Dataset excerpts:
☆ ☆ ☆ ☆ ☆ ☆ ☆

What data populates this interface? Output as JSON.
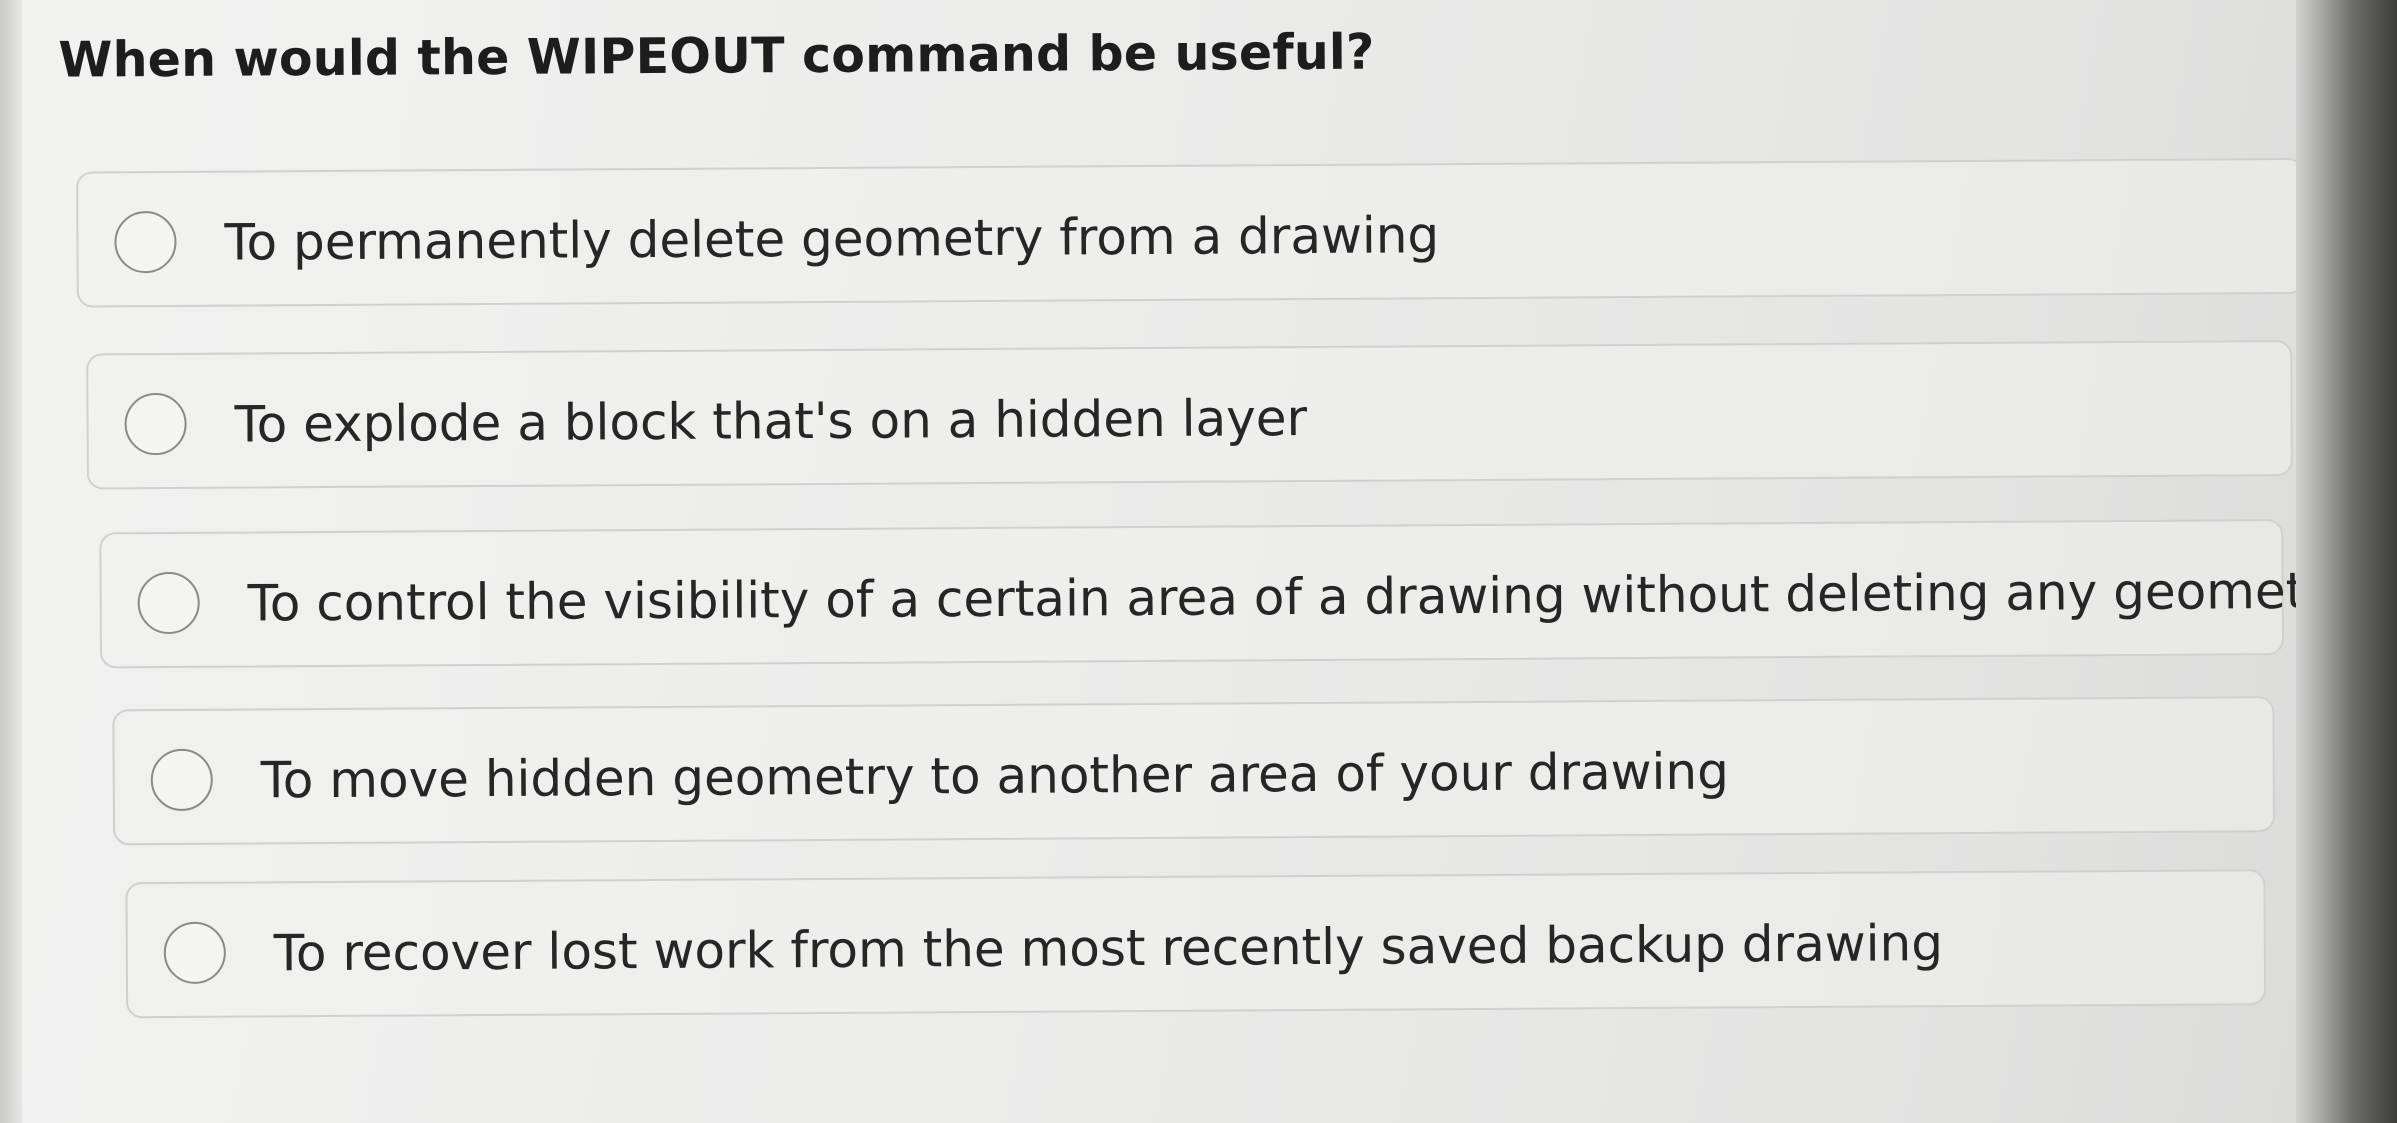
{
  "question": {
    "text": "When would the WIPEOUT command be useful?"
  },
  "options": [
    {
      "label": "To permanently delete geometry from a drawing",
      "selected": false
    },
    {
      "label": "To explode a block that's on a hidden layer",
      "selected": false
    },
    {
      "label": "To control the visibility of a certain area of a drawing without deleting any geometry",
      "selected": false
    },
    {
      "label": "To move hidden geometry to another area of your drawing",
      "selected": false
    },
    {
      "label": "To recover lost work from the most recently saved backup drawing",
      "selected": false
    }
  ]
}
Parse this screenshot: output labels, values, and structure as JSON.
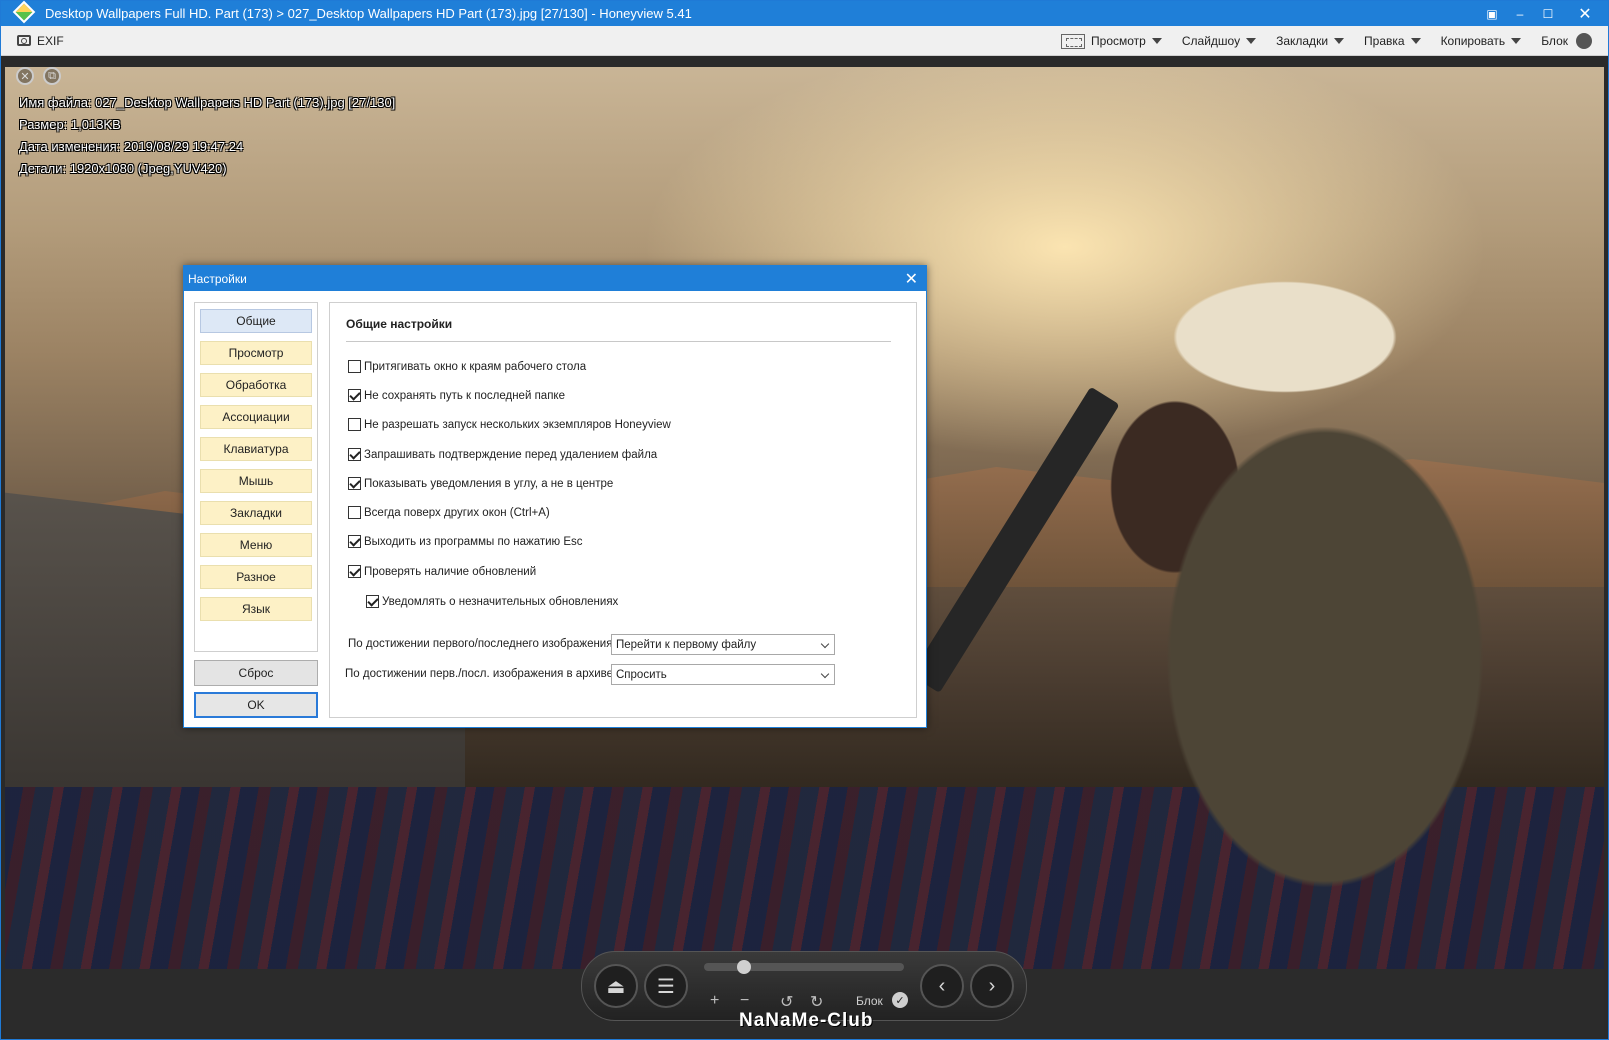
{
  "window": {
    "title": "Desktop Wallpapers Full HD. Part (173) > 027_Desktop Wallpapers  HD Part (173).jpg [27/130] - Honeyview 5.41",
    "buttons": {
      "pin": "▣",
      "minimize": "–",
      "maximize": "☐",
      "close": "✕"
    }
  },
  "toolbar": {
    "exif_label": "EXIF",
    "menus": [
      "Просмотр",
      "Слайдшоу",
      "Закладки",
      "Правка",
      "Копировать"
    ],
    "block_label": "Блок"
  },
  "viewer": {
    "info": {
      "filename": "Имя файла: 027_Desktop Wallpapers HD Part (173).jpg [27/130]",
      "size": "Размер: 1,013KB",
      "modified": "Дата изменения: 2019/08/29 19:47:24",
      "details": "Детали: 1920x1080 (Jpeg,YUV420)"
    }
  },
  "dialog": {
    "title": "Настройки",
    "nav": [
      "Общие",
      "Просмотр",
      "Обработка",
      "Ассоциации",
      "Клавиатура",
      "Мышь",
      "Закладки",
      "Меню",
      "Разное",
      "Язык"
    ],
    "active_nav": "Общие",
    "reset_label": "Сброс",
    "ok_label": "OK",
    "section_title": "Общие настройки",
    "options": [
      {
        "label": "Притягивать окно к краям рабочего стола",
        "checked": false
      },
      {
        "label": "Не сохранять путь к последней папке",
        "checked": true
      },
      {
        "label": "Не разрешать запуск нескольких экземпляров Honeyview",
        "checked": false
      },
      {
        "label": "Запрашивать подтверждение перед удалением файла",
        "checked": true
      },
      {
        "label": "Показывать уведомления в углу, а не в центре",
        "checked": true
      },
      {
        "label": "Всегда поверх других окон (Ctrl+A)",
        "checked": false
      },
      {
        "label": "Выходить из программы по нажатию Esc",
        "checked": true
      },
      {
        "label": "Проверять наличие обновлений",
        "checked": true
      },
      {
        "label": "Уведомлять о незначительных обновлениях",
        "checked": true
      }
    ],
    "first_last_label": "По достижении первого/последнего изображения:",
    "first_last_value": "Перейти к первому файлу",
    "archive_label": "По достижении перв./посл. изображения в архиве:",
    "archive_value": "Спросить"
  },
  "dock": {
    "block_label": "Блок",
    "slider_position": 0.2
  },
  "watermark": "NaNaMe-Club"
}
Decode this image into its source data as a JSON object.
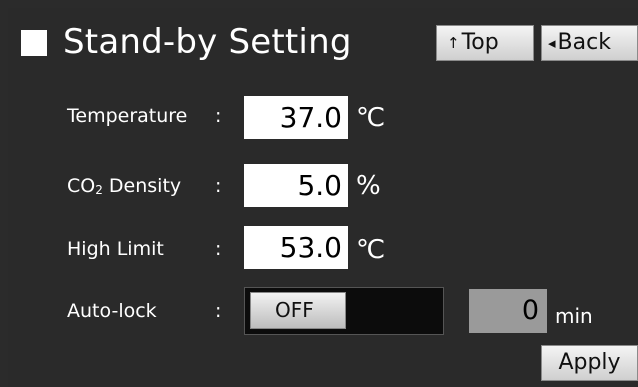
{
  "header": {
    "title": "Stand-by Setting",
    "top_button": {
      "arrow": "↑",
      "label": "Top"
    },
    "back_button": {
      "arrow": "◂",
      "label": "Back"
    }
  },
  "settings": {
    "temperature": {
      "label": "Temperature",
      "colon": ":",
      "value": "37.0",
      "unit": "℃"
    },
    "co2": {
      "label_prefix": "CO",
      "label_sub": "2",
      "label_suffix": " Density",
      "colon": ":",
      "value": "5.0",
      "unit": "%"
    },
    "high_limit": {
      "label": "High Limit",
      "colon": ":",
      "value": "53.0",
      "unit": "℃"
    },
    "auto_lock": {
      "label": "Auto-lock",
      "colon": ":",
      "toggle_state": "OFF",
      "minutes": "0",
      "minutes_unit": "min"
    }
  },
  "footer": {
    "apply_label": "Apply"
  },
  "colors": {
    "background": "#2a2a2a",
    "input_bg": "#ffffff",
    "disabled_input_bg": "#9a9a9a",
    "button_bg": "#e6e6e6"
  },
  "icons": {
    "title_marker": "square",
    "top_arrow": "up-arrow-icon",
    "back_arrow": "left-triangle-icon"
  }
}
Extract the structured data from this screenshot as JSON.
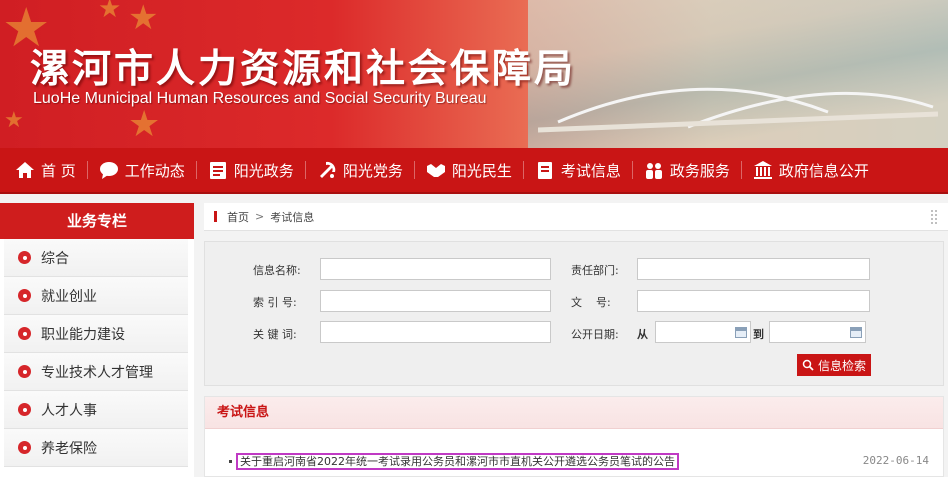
{
  "header": {
    "title": "漯河市人力资源和社会保障局",
    "subtitle": "LuoHe Municipal Human Resources and Social Security Bureau"
  },
  "nav": {
    "items": [
      {
        "label": "首 页",
        "icon": "home-icon"
      },
      {
        "label": "工作动态",
        "icon": "chat-bubble-icon"
      },
      {
        "label": "阳光政务",
        "icon": "document-list-icon"
      },
      {
        "label": "阳光党务",
        "icon": "party-emblem-icon"
      },
      {
        "label": "阳光民生",
        "icon": "handshake-icon"
      },
      {
        "label": "考试信息",
        "icon": "exam-paper-icon"
      },
      {
        "label": "政务服务",
        "icon": "people-icon"
      },
      {
        "label": "政府信息公开",
        "icon": "government-building-icon"
      }
    ]
  },
  "sidebar": {
    "title": "业务专栏",
    "items": [
      "综合",
      "就业创业",
      "职业能力建设",
      "专业技术人才管理",
      "人才人事",
      "养老保险"
    ]
  },
  "breadcrumb": {
    "home": "首页",
    "separator": ">",
    "current": "考试信息"
  },
  "search": {
    "name_label": "信息名称:",
    "dept_label": "责任部门:",
    "index_label": "索 引 号:",
    "doc_label": "文    号:",
    "keyword_label": "关 键 词:",
    "date_label": "公开日期:",
    "from_label": "从",
    "to_label": "到",
    "button_label": "信息检索"
  },
  "section": {
    "title": "考试信息",
    "items": [
      {
        "title": "关于重启河南省2022年统一考试录用公务员和漯河市市直机关公开遴选公务员笔试的公告",
        "date": "2022-06-14"
      }
    ]
  },
  "colors": {
    "primary_red": "#c91515",
    "highlight_border": "#c03ac4"
  }
}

☆ ☆ ☆ ☆ ☆ ☆ ☆

# JOB
Without the pictures, extract every entry verbatim.

# ANSWER TO THIS TASK
What data populates this interface? Output as JSON.
{
  "question": {
    "text": "When would the WIPEOUT command be useful?"
  },
  "options": [
    {
      "label": "To permanently delete geometry from a drawing",
      "selected": false
    },
    {
      "label": "To explode a block that's on a hidden layer",
      "selected": false
    },
    {
      "label": "To control the visibility of a certain area of a drawing without deleting any geometry",
      "selected": false
    },
    {
      "label": "To move hidden geometry to another area of your drawing",
      "selected": false
    },
    {
      "label": "To recover lost work from the most recently saved backup drawing",
      "selected": false
    }
  ]
}
Parse this screenshot: output labels, values, and structure as JSON.
{
  "window": {
    "title": "Desktop Wallpapers Full HD. Part (173) > 027_Desktop Wallpapers  HD Part (173).jpg [27/130] - Honeyview 5.41",
    "buttons": {
      "pin": "▣",
      "minimize": "–",
      "maximize": "☐",
      "close": "✕"
    }
  },
  "toolbar": {
    "exif_label": "EXIF",
    "menus": [
      "Просмотр",
      "Слайдшоу",
      "Закладки",
      "Правка",
      "Копировать"
    ],
    "block_label": "Блок"
  },
  "viewer": {
    "info": {
      "filename": "Имя файла: 027_Desktop Wallpapers HD Part (173).jpg [27/130]",
      "size": "Размер: 1,013KB",
      "modified": "Дата изменения: 2019/08/29 19:47:24",
      "details": "Детали: 1920x1080 (Jpeg,YUV420)"
    }
  },
  "dialog": {
    "title": "Настройки",
    "nav": [
      "Общие",
      "Просмотр",
      "Обработка",
      "Ассоциации",
      "Клавиатура",
      "Мышь",
      "Закладки",
      "Меню",
      "Разное",
      "Язык"
    ],
    "active_nav": "Общие",
    "reset_label": "Сброс",
    "ok_label": "OK",
    "section_title": "Общие настройки",
    "options": [
      {
        "label": "Притягивать окно к краям рабочего стола",
        "checked": false
      },
      {
        "label": "Не сохранять путь к последней папке",
        "checked": true
      },
      {
        "label": "Не разрешать запуск нескольких экземпляров Honeyview",
        "checked": false
      },
      {
        "label": "Запрашивать подтверждение перед удалением файла",
        "checked": true
      },
      {
        "label": "Показывать уведомления в углу, а не в центре",
        "checked": true
      },
      {
        "label": "Всегда поверх других окон (Ctrl+A)",
        "checked": false
      },
      {
        "label": "Выходить из программы по нажатию Esc",
        "checked": true
      },
      {
        "label": "Проверять наличие обновлений",
        "checked": true
      },
      {
        "label": "Уведомлять о незначительных обновлениях",
        "checked": true
      }
    ],
    "first_last_label": "По достижении первого/последнего изображения:",
    "first_last_value": "Перейти к первому файлу",
    "archive_label": "По достижении перв./посл. изображения в архиве:",
    "archive_value": "Спросить"
  },
  "dock": {
    "block_label": "Блок",
    "slider_position": 0.2
  },
  "watermark": "NaNaMe-Club"
}
Decode this image into its source data as a JSON object.
{
  "header": {
    "title": "Stand-by Setting",
    "top_button": {
      "arrow": "↑",
      "label": "Top"
    },
    "back_button": {
      "arrow": "◂",
      "label": "Back"
    }
  },
  "settings": {
    "temperature": {
      "label": "Temperature",
      "colon": ":",
      "value": "37.0",
      "unit": "℃"
    },
    "co2": {
      "label_prefix": "CO",
      "label_sub": "2",
      "label_suffix": " Density",
      "colon": ":",
      "value": "5.0",
      "unit": "%"
    },
    "high_limit": {
      "label": "High Limit",
      "colon": ":",
      "value": "53.0",
      "unit": "℃"
    },
    "auto_lock": {
      "label": "Auto-lock",
      "colon": ":",
      "toggle_state": "OFF",
      "minutes": "0",
      "minutes_unit": "min"
    }
  },
  "footer": {
    "apply_label": "Apply"
  },
  "colors": {
    "background": "#2a2a2a",
    "input_bg": "#ffffff",
    "disabled_input_bg": "#9a9a9a",
    "button_bg": "#e6e6e6"
  },
  "icons": {
    "title_marker": "square",
    "top_arrow": "up-arrow-icon",
    "back_arrow": "left-triangle-icon"
  }
}
Extract the structured data from this screenshot as JSON.
{
  "header": {
    "title": "漯河市人力资源和社会保障局",
    "subtitle": "LuoHe Municipal Human Resources and Social Security Bureau"
  },
  "nav": {
    "items": [
      {
        "label": "首 页",
        "icon": "home-icon"
      },
      {
        "label": "工作动态",
        "icon": "chat-bubble-icon"
      },
      {
        "label": "阳光政务",
        "icon": "document-list-icon"
      },
      {
        "label": "阳光党务",
        "icon": "party-emblem-icon"
      },
      {
        "label": "阳光民生",
        "icon": "handshake-icon"
      },
      {
        "label": "考试信息",
        "icon": "exam-paper-icon"
      },
      {
        "label": "政务服务",
        "icon": "people-icon"
      },
      {
        "label": "政府信息公开",
        "icon": "government-building-icon"
      }
    ]
  },
  "sidebar": {
    "title": "业务专栏",
    "items": [
      "综合",
      "就业创业",
      "职业能力建设",
      "专业技术人才管理",
      "人才人事",
      "养老保险"
    ]
  },
  "breadcrumb": {
    "home": "首页",
    "separator": ">",
    "current": "考试信息"
  },
  "search": {
    "name_label": "信息名称:",
    "dept_label": "责任部门:",
    "index_label": "索 引 号:",
    "doc_label": "文    号:",
    "keyword_label": "关 键 词:",
    "date_label": "公开日期:",
    "from_label": "从",
    "to_label": "到",
    "button_label": "信息检索"
  },
  "section": {
    "title": "考试信息",
    "items": [
      {
        "title": "关于重启河南省2022年统一考试录用公务员和漯河市市直机关公开遴选公务员笔试的公告",
        "date": "2022-06-14"
      }
    ]
  },
  "colors": {
    "primary_red": "#c91515",
    "highlight_border": "#c03ac4"
  }
}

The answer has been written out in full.